**Excerpt from a dataset:**
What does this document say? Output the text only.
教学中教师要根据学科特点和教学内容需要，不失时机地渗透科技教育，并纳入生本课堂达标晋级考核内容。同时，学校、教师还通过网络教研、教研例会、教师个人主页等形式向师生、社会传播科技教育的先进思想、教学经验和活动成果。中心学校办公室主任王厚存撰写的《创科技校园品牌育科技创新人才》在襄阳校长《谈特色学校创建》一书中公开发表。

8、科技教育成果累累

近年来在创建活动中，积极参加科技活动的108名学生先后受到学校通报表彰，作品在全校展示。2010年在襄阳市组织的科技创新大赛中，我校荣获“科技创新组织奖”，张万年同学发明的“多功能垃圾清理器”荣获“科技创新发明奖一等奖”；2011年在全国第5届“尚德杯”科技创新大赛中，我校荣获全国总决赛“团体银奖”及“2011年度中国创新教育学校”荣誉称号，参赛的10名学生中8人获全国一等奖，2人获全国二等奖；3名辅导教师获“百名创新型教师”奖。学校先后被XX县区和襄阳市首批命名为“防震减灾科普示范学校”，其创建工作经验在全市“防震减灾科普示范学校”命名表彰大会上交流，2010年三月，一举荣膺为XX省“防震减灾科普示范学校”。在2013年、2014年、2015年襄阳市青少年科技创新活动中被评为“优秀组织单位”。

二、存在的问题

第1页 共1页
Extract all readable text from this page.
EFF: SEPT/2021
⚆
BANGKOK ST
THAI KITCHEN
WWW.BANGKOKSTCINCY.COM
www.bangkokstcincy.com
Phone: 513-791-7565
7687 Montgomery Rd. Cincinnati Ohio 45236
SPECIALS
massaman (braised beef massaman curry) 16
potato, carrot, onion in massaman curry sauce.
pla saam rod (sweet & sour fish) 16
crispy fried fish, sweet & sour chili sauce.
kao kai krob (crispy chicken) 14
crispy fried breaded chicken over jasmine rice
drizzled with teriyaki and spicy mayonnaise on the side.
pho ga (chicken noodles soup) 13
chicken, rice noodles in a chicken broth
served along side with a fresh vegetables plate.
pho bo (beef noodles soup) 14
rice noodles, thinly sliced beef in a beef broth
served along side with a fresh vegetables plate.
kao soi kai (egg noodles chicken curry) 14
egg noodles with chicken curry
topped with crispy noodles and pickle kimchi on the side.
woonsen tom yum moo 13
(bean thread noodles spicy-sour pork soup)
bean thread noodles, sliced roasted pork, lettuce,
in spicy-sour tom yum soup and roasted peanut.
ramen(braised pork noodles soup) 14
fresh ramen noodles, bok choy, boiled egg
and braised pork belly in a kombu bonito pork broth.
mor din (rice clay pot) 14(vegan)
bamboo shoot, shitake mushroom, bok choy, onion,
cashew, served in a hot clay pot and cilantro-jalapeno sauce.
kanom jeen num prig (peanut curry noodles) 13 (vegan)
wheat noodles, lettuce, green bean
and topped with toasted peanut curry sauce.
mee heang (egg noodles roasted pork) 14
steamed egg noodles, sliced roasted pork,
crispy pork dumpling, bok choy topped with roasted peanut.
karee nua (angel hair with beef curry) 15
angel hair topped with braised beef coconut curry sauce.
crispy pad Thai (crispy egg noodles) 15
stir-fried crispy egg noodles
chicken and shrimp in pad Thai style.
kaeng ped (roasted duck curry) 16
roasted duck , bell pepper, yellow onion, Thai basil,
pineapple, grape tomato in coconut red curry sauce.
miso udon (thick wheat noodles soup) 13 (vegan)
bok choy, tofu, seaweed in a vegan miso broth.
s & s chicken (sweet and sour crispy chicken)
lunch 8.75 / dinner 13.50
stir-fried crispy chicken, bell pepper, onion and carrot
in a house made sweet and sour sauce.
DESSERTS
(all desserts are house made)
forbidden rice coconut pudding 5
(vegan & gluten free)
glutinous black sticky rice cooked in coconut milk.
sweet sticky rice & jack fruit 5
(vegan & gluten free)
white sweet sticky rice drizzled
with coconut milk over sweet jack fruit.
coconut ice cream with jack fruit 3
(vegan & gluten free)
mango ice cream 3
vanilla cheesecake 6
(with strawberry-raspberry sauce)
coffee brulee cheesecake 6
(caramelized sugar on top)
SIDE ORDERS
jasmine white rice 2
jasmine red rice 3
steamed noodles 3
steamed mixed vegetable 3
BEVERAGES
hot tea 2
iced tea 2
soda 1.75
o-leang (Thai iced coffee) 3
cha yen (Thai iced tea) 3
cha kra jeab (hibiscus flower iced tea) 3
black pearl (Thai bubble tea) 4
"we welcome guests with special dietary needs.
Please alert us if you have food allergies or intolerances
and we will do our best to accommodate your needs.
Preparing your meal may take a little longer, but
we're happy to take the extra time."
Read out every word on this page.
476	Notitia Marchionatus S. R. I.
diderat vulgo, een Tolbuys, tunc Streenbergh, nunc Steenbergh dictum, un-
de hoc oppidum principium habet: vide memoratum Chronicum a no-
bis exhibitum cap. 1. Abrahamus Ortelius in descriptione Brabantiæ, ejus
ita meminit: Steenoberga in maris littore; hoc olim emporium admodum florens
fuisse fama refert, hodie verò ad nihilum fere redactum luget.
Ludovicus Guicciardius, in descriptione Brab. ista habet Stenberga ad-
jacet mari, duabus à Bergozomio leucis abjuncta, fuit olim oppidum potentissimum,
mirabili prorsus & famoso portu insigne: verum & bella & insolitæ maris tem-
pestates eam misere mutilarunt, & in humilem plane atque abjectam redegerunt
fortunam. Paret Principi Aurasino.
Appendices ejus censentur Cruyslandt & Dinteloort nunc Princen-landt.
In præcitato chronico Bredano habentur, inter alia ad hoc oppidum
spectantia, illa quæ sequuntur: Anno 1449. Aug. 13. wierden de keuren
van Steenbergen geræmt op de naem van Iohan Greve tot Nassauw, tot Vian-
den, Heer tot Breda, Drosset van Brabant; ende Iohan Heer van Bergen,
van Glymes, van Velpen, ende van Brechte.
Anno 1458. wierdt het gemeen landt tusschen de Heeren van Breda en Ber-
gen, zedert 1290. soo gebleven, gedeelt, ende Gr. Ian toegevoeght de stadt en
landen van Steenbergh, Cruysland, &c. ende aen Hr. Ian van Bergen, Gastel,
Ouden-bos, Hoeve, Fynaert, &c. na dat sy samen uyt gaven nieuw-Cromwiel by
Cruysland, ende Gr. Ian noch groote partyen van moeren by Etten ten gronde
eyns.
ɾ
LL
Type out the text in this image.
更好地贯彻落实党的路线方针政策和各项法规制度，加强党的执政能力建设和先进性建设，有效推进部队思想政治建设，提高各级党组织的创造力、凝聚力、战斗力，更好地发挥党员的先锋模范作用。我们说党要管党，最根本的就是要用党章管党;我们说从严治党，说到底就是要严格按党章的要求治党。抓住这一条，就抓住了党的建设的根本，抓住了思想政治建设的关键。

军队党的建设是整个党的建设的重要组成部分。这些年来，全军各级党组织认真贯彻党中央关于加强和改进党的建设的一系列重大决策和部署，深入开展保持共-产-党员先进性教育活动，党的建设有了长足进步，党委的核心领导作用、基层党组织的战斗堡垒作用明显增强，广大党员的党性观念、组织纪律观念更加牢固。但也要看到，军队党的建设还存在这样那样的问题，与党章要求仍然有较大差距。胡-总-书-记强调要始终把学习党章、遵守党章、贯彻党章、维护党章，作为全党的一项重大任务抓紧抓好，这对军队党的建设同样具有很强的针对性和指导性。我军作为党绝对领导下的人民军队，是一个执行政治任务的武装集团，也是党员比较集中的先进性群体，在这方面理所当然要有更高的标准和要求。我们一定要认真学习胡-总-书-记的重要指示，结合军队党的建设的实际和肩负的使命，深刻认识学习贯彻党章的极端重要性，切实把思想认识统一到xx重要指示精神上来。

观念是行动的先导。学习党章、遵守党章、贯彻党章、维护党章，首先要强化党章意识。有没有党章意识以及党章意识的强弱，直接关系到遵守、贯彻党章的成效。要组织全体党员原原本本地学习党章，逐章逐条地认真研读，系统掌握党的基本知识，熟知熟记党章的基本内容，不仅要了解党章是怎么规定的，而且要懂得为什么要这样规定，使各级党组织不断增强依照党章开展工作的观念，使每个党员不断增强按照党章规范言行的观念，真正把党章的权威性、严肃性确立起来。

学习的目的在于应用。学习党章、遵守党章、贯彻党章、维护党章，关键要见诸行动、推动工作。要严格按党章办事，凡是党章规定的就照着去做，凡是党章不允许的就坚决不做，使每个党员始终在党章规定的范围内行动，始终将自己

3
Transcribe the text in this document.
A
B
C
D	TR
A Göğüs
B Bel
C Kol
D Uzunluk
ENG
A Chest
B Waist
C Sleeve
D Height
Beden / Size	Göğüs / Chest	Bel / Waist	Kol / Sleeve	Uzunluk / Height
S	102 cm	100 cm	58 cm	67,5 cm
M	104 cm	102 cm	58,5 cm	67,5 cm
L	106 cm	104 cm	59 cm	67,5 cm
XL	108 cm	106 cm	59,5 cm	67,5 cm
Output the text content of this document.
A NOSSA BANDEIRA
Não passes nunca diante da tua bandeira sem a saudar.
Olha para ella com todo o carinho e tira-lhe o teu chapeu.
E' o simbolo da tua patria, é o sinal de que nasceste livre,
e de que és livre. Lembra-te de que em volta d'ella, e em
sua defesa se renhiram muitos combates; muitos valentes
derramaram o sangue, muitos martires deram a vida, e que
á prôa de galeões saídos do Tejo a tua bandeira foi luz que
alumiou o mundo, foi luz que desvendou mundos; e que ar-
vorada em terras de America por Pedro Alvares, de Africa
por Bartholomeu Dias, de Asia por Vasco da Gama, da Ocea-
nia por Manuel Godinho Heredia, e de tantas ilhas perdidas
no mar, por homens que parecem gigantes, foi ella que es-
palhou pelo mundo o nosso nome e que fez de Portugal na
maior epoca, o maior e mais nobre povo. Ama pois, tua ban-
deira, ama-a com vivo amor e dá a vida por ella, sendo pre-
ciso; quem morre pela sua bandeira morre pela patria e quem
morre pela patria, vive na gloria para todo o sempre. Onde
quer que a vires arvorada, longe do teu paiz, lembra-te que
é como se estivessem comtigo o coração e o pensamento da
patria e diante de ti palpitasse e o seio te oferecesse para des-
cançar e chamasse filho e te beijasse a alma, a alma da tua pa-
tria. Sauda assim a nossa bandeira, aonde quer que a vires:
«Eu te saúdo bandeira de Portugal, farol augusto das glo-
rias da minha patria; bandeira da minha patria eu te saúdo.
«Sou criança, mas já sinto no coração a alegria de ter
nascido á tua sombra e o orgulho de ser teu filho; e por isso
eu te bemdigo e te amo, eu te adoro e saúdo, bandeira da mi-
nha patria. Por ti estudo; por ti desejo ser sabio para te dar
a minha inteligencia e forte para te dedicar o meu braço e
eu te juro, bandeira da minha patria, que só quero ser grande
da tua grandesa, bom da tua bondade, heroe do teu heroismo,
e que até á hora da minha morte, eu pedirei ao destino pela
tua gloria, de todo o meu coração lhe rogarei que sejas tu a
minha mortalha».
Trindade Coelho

**Given request:**
Check each line of the listing above for the string "ende", then report only how many lines have it.

**Answer to the exercise:**
5